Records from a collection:
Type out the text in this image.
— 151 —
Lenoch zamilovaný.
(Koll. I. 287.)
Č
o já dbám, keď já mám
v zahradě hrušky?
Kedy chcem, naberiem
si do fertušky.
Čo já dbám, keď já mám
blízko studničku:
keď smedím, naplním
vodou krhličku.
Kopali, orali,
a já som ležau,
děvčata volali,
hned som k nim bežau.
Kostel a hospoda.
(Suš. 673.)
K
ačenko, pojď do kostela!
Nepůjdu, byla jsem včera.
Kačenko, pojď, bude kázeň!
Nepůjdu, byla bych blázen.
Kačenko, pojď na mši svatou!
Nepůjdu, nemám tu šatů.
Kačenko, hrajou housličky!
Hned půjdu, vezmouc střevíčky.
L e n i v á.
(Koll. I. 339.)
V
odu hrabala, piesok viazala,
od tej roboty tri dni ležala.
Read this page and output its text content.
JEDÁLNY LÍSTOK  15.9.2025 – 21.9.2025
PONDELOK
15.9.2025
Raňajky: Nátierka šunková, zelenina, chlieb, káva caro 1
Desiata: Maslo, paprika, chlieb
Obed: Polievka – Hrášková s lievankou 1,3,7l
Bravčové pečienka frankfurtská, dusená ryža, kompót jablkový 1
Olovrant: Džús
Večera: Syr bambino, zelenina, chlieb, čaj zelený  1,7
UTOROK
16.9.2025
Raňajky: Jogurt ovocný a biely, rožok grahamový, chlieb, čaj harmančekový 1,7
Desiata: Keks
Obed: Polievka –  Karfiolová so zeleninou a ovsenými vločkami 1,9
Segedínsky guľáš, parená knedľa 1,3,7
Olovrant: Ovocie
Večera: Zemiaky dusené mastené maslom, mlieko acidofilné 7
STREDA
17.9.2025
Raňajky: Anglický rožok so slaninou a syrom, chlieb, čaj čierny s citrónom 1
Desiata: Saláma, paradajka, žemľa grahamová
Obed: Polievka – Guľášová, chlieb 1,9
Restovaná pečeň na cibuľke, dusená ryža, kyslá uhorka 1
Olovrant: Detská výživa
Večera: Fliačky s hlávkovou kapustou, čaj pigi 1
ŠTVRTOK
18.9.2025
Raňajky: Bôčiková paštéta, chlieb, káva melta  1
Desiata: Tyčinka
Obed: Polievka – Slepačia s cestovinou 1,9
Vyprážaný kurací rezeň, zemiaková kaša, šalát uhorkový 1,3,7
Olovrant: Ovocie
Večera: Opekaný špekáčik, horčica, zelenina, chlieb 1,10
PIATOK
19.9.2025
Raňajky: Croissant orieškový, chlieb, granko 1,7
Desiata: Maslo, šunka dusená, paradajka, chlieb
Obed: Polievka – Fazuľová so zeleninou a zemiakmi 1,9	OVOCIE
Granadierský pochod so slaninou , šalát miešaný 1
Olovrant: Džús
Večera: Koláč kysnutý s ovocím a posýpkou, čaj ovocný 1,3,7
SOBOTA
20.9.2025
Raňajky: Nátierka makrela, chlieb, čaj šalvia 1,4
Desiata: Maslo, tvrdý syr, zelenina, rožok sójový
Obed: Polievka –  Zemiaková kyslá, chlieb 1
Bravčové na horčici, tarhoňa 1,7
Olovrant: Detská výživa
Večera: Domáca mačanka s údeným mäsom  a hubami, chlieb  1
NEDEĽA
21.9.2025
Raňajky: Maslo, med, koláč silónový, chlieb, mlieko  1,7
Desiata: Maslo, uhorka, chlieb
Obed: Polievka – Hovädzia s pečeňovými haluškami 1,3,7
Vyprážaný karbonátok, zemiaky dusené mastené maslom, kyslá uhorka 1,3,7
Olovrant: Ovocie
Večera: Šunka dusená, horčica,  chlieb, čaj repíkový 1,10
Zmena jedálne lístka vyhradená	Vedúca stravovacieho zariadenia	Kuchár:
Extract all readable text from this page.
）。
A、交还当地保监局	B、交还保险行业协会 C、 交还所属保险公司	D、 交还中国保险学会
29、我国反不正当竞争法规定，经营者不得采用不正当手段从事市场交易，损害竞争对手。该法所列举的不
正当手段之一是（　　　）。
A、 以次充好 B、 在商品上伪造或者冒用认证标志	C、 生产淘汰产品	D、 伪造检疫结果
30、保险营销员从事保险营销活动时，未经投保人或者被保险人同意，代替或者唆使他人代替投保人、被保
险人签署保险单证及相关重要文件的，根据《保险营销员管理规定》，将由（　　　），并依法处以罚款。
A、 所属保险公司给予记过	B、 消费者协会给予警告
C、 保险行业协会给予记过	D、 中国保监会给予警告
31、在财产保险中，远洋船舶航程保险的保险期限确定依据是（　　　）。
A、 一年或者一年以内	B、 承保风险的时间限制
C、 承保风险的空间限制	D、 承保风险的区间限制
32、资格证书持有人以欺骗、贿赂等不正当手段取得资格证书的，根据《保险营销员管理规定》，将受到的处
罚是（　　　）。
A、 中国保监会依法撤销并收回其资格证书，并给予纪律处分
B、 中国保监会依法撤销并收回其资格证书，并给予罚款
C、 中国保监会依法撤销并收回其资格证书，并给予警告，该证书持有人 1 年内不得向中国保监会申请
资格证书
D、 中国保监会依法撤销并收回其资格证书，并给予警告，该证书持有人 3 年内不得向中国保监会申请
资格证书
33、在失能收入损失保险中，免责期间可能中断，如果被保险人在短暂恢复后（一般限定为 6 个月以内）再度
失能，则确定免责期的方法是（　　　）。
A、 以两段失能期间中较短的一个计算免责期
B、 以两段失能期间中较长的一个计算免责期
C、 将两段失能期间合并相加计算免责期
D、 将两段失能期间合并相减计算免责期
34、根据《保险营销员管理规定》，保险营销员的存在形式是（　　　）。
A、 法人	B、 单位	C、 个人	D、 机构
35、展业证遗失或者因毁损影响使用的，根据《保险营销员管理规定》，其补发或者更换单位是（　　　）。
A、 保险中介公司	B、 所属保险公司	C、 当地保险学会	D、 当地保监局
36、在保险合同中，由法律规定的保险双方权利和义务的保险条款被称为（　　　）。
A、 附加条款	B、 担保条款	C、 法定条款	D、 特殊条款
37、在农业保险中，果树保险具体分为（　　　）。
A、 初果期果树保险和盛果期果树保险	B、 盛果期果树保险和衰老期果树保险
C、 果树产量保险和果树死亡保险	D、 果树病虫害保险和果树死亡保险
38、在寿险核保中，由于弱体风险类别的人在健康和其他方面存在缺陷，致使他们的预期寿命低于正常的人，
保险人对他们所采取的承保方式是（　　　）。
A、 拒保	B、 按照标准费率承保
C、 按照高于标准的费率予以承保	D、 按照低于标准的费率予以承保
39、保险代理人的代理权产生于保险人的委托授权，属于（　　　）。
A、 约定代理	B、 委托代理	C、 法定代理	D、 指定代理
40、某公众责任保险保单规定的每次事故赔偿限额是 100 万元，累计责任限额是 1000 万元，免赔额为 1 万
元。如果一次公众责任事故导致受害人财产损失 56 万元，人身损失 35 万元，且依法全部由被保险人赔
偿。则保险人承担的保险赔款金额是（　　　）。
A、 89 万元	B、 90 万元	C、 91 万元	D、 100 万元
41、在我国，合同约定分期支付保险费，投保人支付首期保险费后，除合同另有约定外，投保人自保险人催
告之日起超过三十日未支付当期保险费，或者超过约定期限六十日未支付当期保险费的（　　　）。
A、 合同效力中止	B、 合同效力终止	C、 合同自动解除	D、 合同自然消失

DIRECTIONS FOR THIS TASK:
Find the word "Nátierka" in the data and show each line that holds it.

EXPECTED ANSWER:
Raňajky: Nátierka šunková, zelenina, chlieb, káva caro 1
Raňajky: Nátierka makrela, chlieb, čaj šalvia 1,4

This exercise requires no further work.